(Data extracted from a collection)
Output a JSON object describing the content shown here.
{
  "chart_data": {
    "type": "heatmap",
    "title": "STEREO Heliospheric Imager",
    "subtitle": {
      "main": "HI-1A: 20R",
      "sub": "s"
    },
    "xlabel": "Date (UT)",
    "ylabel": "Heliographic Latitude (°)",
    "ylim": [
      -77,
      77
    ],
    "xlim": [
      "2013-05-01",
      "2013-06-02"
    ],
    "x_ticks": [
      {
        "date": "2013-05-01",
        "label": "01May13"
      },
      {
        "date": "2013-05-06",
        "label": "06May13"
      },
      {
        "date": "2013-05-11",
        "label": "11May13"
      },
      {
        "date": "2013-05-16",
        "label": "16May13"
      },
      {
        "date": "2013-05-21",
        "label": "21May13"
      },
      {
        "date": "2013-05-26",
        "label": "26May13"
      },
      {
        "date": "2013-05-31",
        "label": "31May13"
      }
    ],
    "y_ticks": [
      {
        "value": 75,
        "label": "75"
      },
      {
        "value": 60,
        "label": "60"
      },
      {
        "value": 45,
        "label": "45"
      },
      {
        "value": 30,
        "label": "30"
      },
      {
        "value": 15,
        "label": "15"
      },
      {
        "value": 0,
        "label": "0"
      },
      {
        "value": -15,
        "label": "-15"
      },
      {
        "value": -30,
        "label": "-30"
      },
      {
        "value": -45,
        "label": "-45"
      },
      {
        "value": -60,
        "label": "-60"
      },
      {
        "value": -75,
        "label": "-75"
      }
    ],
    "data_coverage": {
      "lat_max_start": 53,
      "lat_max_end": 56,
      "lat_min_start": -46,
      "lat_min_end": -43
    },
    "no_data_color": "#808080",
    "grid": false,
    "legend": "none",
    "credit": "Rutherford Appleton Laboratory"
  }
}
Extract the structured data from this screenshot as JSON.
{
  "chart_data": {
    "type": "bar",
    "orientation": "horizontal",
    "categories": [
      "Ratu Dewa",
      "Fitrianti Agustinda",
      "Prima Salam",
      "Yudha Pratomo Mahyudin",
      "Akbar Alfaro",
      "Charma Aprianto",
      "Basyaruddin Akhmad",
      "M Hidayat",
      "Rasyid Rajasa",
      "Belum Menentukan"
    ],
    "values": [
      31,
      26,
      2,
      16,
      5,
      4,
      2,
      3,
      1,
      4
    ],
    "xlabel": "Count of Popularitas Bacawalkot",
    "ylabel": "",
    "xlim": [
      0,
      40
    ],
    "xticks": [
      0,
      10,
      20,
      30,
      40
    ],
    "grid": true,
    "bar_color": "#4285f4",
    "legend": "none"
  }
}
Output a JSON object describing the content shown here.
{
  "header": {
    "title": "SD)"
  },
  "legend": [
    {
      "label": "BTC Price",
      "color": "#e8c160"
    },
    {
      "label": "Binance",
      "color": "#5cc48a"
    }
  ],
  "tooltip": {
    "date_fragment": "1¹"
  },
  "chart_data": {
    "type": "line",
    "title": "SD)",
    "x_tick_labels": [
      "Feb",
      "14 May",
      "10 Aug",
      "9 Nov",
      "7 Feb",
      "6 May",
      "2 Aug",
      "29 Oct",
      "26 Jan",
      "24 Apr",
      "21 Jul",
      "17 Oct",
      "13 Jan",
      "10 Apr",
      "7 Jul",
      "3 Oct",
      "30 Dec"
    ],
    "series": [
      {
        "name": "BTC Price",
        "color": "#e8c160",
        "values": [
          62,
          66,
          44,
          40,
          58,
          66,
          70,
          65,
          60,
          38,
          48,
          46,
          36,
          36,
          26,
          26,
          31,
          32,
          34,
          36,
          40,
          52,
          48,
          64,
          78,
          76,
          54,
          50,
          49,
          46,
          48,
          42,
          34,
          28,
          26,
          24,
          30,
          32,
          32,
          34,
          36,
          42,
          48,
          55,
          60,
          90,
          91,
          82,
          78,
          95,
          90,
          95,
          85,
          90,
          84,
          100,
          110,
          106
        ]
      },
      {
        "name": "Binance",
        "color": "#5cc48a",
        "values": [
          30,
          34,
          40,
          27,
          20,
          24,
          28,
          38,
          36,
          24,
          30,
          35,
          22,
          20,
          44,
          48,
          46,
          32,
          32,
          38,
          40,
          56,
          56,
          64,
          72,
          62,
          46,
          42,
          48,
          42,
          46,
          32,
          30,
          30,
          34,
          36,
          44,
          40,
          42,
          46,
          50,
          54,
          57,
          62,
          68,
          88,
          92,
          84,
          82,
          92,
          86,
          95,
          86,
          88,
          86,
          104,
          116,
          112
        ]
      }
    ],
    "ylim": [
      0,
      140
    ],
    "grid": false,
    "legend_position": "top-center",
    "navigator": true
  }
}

§ **CHALLENGE**
Extract the complete data, matching each line exactly.

§ **FULL OUTPUT**
Output a JSON object describing the content shown here.
{
  "chart_data": {
    "type": "heatmap",
    "title": "STEREO Heliospheric Imager",
    "subtitle": {
      "main": "HI-1A: 20R",
      "sub": "s"
    },
    "xlabel": "Date (UT)",
    "ylabel": "Heliographic Latitude (°)",
    "ylim": [
      -77,
      77
    ],
    "xlim": [
      "2013-05-01",
      "2013-06-02"
    ],
    "x_ticks": [
      {
        "date": "2013-05-01",
        "label": "01May13"
      },
      {
        "date": "2013-05-06",
        "label": "06May13"
      },
      {
        "date": "2013-05-11",
        "label": "11May13"
      },
      {
        "date": "2013-05-16",
        "label": "16May13"
      },
      {
        "date": "2013-05-21",
        "label": "21May13"
      },
      {
        "date": "2013-05-26",
        "label": "26May13"
      },
      {
        "date": "2013-05-31",
        "label": "31May13"
      }
    ],
    "y_ticks": [
      {
        "value": 75,
        "label": "75"
      },
      {
        "value": 60,
        "label": "60"
      },
      {
        "value": 45,
        "label": "45"
      },
      {
        "value": 30,
        "label": "30"
      },
      {
        "value": 15,
        "label": "15"
      },
      {
        "value": 0,
        "label": "0"
      },
      {
        "value": -15,
        "label": "-15"
      },
      {
        "value": -30,
        "label": "-30"
      },
      {
        "value": -45,
        "label": "-45"
      },
      {
        "value": -60,
        "label": "-60"
      },
      {
        "value": -75,
        "label": "-75"
      }
    ],
    "data_coverage": {
      "lat_max_start": 53,
      "lat_max_end": 56,
      "lat_min_start": -46,
      "lat_min_end": -43
    },
    "no_data_color": "#808080",
    "grid": false,
    "legend": "none",
    "credit": "Rutherford Appleton Laboratory"
  }
}
Extract the structured data from this screenshot as JSON.
{
  "chart_data": {
    "type": "bar",
    "orientation": "horizontal",
    "categories": [
      "Ratu Dewa",
      "Fitrianti Agustinda",
      "Prima Salam",
      "Yudha Pratomo Mahyudin",
      "Akbar Alfaro",
      "Charma Aprianto",
      "Basyaruddin Akhmad",
      "M Hidayat",
      "Rasyid Rajasa",
      "Belum Menentukan"
    ],
    "values": [
      31,
      26,
      2,
      16,
      5,
      4,
      2,
      3,
      1,
      4
    ],
    "xlabel": "Count of Popularitas Bacawalkot",
    "ylabel": "",
    "xlim": [
      0,
      40
    ],
    "xticks": [
      0,
      10,
      20,
      30,
      40
    ],
    "grid": true,
    "bar_color": "#4285f4",
    "legend": "none"
  }
}
Output a JSON object describing the content shown here.
{
  "header": {
    "title": "SD)"
  },
  "legend": [
    {
      "label": "BTC Price",
      "color": "#e8c160"
    },
    {
      "label": "Binance",
      "color": "#5cc48a"
    }
  ],
  "tooltip": {
    "date_fragment": "1¹"
  },
  "chart_data": {
    "type": "line",
    "title": "SD)",
    "x_tick_labels": [
      "Feb",
      "14 May",
      "10 Aug",
      "9 Nov",
      "7 Feb",
      "6 May",
      "2 Aug",
      "29 Oct",
      "26 Jan",
      "24 Apr",
      "21 Jul",
      "17 Oct",
      "13 Jan",
      "10 Apr",
      "7 Jul",
      "3 Oct",
      "30 Dec"
    ],
    "series": [
      {
        "name": "BTC Price",
        "color": "#e8c160",
        "values": [
          62,
          66,
          44,
          40,
          58,
          66,
          70,
          65,
          60,
          38,
          48,
          46,
          36,
          36,
          26,
          26,
          31,
          32,
          34,
          36,
          40,
          52,
          48,
          64,
          78,
          76,
          54,
          50,
          49,
          46,
          48,
          42,
          34,
          28,
          26,
          24,
          30,
          32,
          32,
          34,
          36,
          42,
          48,
          55,
          60,
          90,
          91,
          82,
          78,
          95,
          90,
          95,
          85,
          90,
          84,
          100,
          110,
          106
        ]
      },
      {
        "name": "Binance",
        "color": "#5cc48a",
        "values": [
          30,
          34,
          40,
          27,
          20,
          24,
          28,
          38,
          36,
          24,
          30,
          35,
          22,
          20,
          44,
          48,
          46,
          32,
          32,
          38,
          40,
          56,
          56,
          64,
          72,
          62,
          46,
          42,
          48,
          42,
          46,
          32,
          30,
          30,
          34,
          36,
          44,
          40,
          42,
          46,
          50,
          54,
          57,
          62,
          68,
          88,
          92,
          84,
          82,
          92,
          86,
          95,
          86,
          88,
          86,
          104,
          116,
          112
        ]
      }
    ],
    "ylim": [
      0,
      140
    ],
    "grid": false,
    "legend_position": "top-center",
    "navigator": true
  }
}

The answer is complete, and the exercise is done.